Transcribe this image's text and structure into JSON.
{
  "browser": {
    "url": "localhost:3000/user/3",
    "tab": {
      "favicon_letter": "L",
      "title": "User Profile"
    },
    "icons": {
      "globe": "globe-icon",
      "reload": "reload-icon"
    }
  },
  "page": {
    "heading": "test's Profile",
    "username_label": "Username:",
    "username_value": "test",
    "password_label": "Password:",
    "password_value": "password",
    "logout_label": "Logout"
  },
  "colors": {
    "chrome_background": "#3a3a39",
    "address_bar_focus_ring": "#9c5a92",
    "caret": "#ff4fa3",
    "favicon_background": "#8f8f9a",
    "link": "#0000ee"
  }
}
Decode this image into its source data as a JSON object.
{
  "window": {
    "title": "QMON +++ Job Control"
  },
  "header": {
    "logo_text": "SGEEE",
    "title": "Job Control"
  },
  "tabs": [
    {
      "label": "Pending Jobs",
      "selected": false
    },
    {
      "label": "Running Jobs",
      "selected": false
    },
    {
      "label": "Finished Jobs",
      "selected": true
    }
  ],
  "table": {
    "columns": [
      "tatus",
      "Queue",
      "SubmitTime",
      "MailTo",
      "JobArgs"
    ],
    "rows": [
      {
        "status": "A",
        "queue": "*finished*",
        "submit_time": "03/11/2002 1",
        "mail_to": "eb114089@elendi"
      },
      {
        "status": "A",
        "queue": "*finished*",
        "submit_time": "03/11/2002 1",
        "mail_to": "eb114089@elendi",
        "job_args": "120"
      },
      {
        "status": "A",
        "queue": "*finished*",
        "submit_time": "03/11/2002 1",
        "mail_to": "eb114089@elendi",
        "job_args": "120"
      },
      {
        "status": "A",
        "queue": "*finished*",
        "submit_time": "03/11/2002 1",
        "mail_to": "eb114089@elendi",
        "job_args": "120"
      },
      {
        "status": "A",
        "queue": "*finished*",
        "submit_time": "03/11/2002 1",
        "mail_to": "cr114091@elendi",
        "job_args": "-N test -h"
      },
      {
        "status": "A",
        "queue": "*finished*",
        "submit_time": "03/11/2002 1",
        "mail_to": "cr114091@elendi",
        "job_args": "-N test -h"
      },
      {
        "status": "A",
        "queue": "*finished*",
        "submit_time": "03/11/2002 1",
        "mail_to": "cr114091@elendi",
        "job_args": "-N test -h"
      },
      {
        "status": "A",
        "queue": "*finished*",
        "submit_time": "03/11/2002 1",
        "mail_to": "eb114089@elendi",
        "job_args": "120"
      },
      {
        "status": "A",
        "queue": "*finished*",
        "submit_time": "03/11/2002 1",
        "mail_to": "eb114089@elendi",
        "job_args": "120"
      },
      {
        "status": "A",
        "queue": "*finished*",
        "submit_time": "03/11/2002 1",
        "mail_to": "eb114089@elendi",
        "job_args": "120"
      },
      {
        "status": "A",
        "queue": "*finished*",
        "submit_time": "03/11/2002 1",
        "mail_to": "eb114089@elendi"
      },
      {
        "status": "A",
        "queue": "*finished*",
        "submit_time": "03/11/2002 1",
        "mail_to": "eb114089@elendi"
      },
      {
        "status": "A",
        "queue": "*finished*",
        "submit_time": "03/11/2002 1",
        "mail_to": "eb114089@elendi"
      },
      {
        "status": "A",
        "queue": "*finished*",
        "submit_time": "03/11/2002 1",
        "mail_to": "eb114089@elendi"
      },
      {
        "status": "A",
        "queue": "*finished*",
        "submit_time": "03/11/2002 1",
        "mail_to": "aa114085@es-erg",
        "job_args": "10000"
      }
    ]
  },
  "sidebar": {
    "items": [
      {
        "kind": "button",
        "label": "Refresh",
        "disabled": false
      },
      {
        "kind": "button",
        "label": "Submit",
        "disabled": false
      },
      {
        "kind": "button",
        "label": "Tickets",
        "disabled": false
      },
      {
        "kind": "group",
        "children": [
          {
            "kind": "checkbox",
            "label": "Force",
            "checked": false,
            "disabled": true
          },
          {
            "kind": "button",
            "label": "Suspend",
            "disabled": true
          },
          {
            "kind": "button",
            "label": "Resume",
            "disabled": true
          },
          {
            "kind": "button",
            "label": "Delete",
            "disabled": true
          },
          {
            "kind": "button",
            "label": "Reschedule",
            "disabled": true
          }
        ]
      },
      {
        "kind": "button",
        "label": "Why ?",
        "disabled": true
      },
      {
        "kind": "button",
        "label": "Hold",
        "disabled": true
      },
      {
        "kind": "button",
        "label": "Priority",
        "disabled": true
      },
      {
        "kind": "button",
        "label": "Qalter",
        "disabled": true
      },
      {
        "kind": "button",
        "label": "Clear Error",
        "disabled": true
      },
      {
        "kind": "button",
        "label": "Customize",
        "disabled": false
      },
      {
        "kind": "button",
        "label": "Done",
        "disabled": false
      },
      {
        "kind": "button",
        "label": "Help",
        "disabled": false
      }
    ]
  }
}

» Objective
Repeat the data precisely, line by line.

» The solution
Transcribe this image's text and structure into JSON.
{
  "browser": {
    "url": "localhost:3000/user/3",
    "tab": {
      "favicon_letter": "L",
      "title": "User Profile"
    },
    "icons": {
      "globe": "globe-icon",
      "reload": "reload-icon"
    }
  },
  "page": {
    "heading": "test's Profile",
    "username_label": "Username:",
    "username_value": "test",
    "password_label": "Password:",
    "password_value": "password",
    "logout_label": "Logout"
  },
  "colors": {
    "chrome_background": "#3a3a39",
    "address_bar_focus_ring": "#9c5a92",
    "caret": "#ff4fa3",
    "favicon_background": "#8f8f9a",
    "link": "#0000ee"
  }
}
Decode this image into its source data as a JSON object.
{
  "window": {
    "title": "QMON +++ Job Control"
  },
  "header": {
    "logo_text": "SGEEE",
    "title": "Job Control"
  },
  "tabs": [
    {
      "label": "Pending Jobs",
      "selected": false
    },
    {
      "label": "Running Jobs",
      "selected": false
    },
    {
      "label": "Finished Jobs",
      "selected": true
    }
  ],
  "table": {
    "columns": [
      "tatus",
      "Queue",
      "SubmitTime",
      "MailTo",
      "JobArgs"
    ],
    "rows": [
      {
        "status": "A",
        "queue": "*finished*",
        "submit_time": "03/11/2002 1",
        "mail_to": "eb114089@elendi"
      },
      {
        "status": "A",
        "queue": "*finished*",
        "submit_time": "03/11/2002 1",
        "mail_to": "eb114089@elendi",
        "job_args": "120"
      },
      {
        "status": "A",
        "queue": "*finished*",
        "submit_time": "03/11/2002 1",
        "mail_to": "eb114089@elendi",
        "job_args": "120"
      },
      {
        "status": "A",
        "queue": "*finished*",
        "submit_time": "03/11/2002 1",
        "mail_to": "eb114089@elendi",
        "job_args": "120"
      },
      {
        "status": "A",
        "queue": "*finished*",
        "submit_time": "03/11/2002 1",
        "mail_to": "cr114091@elendi",
        "job_args": "-N test -h"
      },
      {
        "status": "A",
        "queue": "*finished*",
        "submit_time": "03/11/2002 1",
        "mail_to": "cr114091@elendi",
        "job_args": "-N test -h"
      },
      {
        "status": "A",
        "queue": "*finished*",
        "submit_time": "03/11/2002 1",
        "mail_to": "cr114091@elendi",
        "job_args": "-N test -h"
      },
      {
        "status": "A",
        "queue": "*finished*",
        "submit_time": "03/11/2002 1",
        "mail_to": "eb114089@elendi",
        "job_args": "120"
      },
      {
        "status": "A",
        "queue": "*finished*",
        "submit_time": "03/11/2002 1",
        "mail_to": "eb114089@elendi",
        "job_args": "120"
      },
      {
        "status": "A",
        "queue": "*finished*",
        "submit_time": "03/11/2002 1",
        "mail_to": "eb114089@elendi",
        "job_args": "120"
      },
      {
        "status": "A",
        "queue": "*finished*",
        "submit_time": "03/11/2002 1",
        "mail_to": "eb114089@elendi"
      },
      {
        "status": "A",
        "queue": "*finished*",
        "submit_time": "03/11/2002 1",
        "mail_to": "eb114089@elendi"
      },
      {
        "status": "A",
        "queue": "*finished*",
        "submit_time": "03/11/2002 1",
        "mail_to": "eb114089@elendi"
      },
      {
        "status": "A",
        "queue": "*finished*",
        "submit_time": "03/11/2002 1",
        "mail_to": "eb114089@elendi"
      },
      {
        "status": "A",
        "queue": "*finished*",
        "submit_time": "03/11/2002 1",
        "mail_to": "aa114085@es-erg",
        "job_args": "10000"
      }
    ]
  },
  "sidebar": {
    "items": [
      {
        "kind": "button",
        "label": "Refresh",
        "disabled": false
      },
      {
        "kind": "button",
        "label": "Submit",
        "disabled": false
      },
      {
        "kind": "button",
        "label": "Tickets",
        "disabled": false
      },
      {
        "kind": "group",
        "children": [
          {
            "kind": "checkbox",
            "label": "Force",
            "checked": false,
            "disabled": true
          },
          {
            "kind": "button",
            "label": "Suspend",
            "disabled": true
          },
          {
            "kind": "button",
            "label": "Resume",
            "disabled": true
          },
          {
            "kind": "button",
            "label": "Delete",
            "disabled": true
          },
          {
            "kind": "button",
            "label": "Reschedule",
            "disabled": true
          }
        ]
      },
      {
        "kind": "button",
        "label": "Why ?",
        "disabled": true
      },
      {
        "kind": "button",
        "label": "Hold",
        "disabled": true
      },
      {
        "kind": "button",
        "label": "Priority",
        "disabled": true
      },
      {
        "kind": "button",
        "label": "Qalter",
        "disabled": true
      },
      {
        "kind": "button",
        "label": "Clear Error",
        "disabled": true
      },
      {
        "kind": "button",
        "label": "Customize",
        "disabled": false
      },
      {
        "kind": "button",
        "label": "Done",
        "disabled": false
      },
      {
        "kind": "button",
        "label": "Help",
        "disabled": false
      }
    ]
  }
}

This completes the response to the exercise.